§ **Given data**
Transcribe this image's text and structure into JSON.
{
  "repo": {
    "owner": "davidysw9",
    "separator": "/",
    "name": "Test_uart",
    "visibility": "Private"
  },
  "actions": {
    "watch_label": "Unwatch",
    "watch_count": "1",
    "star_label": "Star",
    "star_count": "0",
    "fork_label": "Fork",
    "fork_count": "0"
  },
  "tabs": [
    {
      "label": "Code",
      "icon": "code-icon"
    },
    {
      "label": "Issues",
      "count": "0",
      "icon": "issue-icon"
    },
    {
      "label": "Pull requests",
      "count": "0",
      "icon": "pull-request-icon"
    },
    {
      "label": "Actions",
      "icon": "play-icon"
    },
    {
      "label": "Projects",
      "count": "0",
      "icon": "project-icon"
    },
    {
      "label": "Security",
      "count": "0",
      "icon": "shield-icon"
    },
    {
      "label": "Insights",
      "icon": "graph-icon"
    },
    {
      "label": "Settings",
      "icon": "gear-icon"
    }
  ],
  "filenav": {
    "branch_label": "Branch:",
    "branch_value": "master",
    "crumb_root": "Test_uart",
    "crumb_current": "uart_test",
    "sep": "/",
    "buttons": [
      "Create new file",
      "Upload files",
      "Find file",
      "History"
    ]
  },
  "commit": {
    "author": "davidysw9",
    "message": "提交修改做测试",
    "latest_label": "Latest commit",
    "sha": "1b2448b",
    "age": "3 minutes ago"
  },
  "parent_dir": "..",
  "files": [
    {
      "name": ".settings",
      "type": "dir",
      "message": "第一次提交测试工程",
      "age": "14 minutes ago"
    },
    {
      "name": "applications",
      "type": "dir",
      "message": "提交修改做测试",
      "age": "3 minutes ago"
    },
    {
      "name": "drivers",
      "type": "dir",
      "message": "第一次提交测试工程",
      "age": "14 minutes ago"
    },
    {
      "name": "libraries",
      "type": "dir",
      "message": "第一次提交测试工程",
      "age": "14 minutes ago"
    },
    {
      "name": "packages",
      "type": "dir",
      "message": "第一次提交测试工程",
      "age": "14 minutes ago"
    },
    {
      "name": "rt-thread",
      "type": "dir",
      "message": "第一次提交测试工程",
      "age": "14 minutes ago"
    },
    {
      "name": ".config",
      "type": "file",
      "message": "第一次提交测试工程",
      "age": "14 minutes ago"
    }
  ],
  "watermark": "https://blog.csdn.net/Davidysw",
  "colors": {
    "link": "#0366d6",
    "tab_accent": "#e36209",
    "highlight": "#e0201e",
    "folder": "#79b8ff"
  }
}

§ **Problem statement**
Repeat every record exactly as written, please.

§ **Problem solution**
Transcribe this image's text and structure into JSON.
{
  "repo": {
    "owner": "davidysw9",
    "separator": "/",
    "name": "Test_uart",
    "visibility": "Private"
  },
  "actions": {
    "watch_label": "Unwatch",
    "watch_count": "1",
    "star_label": "Star",
    "star_count": "0",
    "fork_label": "Fork",
    "fork_count": "0"
  },
  "tabs": [
    {
      "label": "Code",
      "icon": "code-icon"
    },
    {
      "label": "Issues",
      "count": "0",
      "icon": "issue-icon"
    },
    {
      "label": "Pull requests",
      "count": "0",
      "icon": "pull-request-icon"
    },
    {
      "label": "Actions",
      "icon": "play-icon"
    },
    {
      "label": "Projects",
      "count": "0",
      "icon": "project-icon"
    },
    {
      "label": "Security",
      "count": "0",
      "icon": "shield-icon"
    },
    {
      "label": "Insights",
      "icon": "graph-icon"
    },
    {
      "label": "Settings",
      "icon": "gear-icon"
    }
  ],
  "filenav": {
    "branch_label": "Branch:",
    "branch_value": "master",
    "crumb_root": "Test_uart",
    "crumb_current": "uart_test",
    "sep": "/",
    "buttons": [
      "Create new file",
      "Upload files",
      "Find file",
      "History"
    ]
  },
  "commit": {
    "author": "davidysw9",
    "message": "提交修改做测试",
    "latest_label": "Latest commit",
    "sha": "1b2448b",
    "age": "3 minutes ago"
  },
  "parent_dir": "..",
  "files": [
    {
      "name": ".settings",
      "type": "dir",
      "message": "第一次提交测试工程",
      "age": "14 minutes ago"
    },
    {
      "name": "applications",
      "type": "dir",
      "message": "提交修改做测试",
      "age": "3 minutes ago"
    },
    {
      "name": "drivers",
      "type": "dir",
      "message": "第一次提交测试工程",
      "age": "14 minutes ago"
    },
    {
      "name": "libraries",
      "type": "dir",
      "message": "第一次提交测试工程",
      "age": "14 minutes ago"
    },
    {
      "name": "packages",
      "type": "dir",
      "message": "第一次提交测试工程",
      "age": "14 minutes ago"
    },
    {
      "name": "rt-thread",
      "type": "dir",
      "message": "第一次提交测试工程",
      "age": "14 minutes ago"
    },
    {
      "name": ".config",
      "type": "file",
      "message": "第一次提交测试工程",
      "age": "14 minutes ago"
    }
  ],
  "watermark": "https://blog.csdn.net/Davidysw",
  "colors": {
    "link": "#0366d6",
    "tab_accent": "#e36209",
    "highlight": "#e0201e",
    "folder": "#79b8ff"
  }
}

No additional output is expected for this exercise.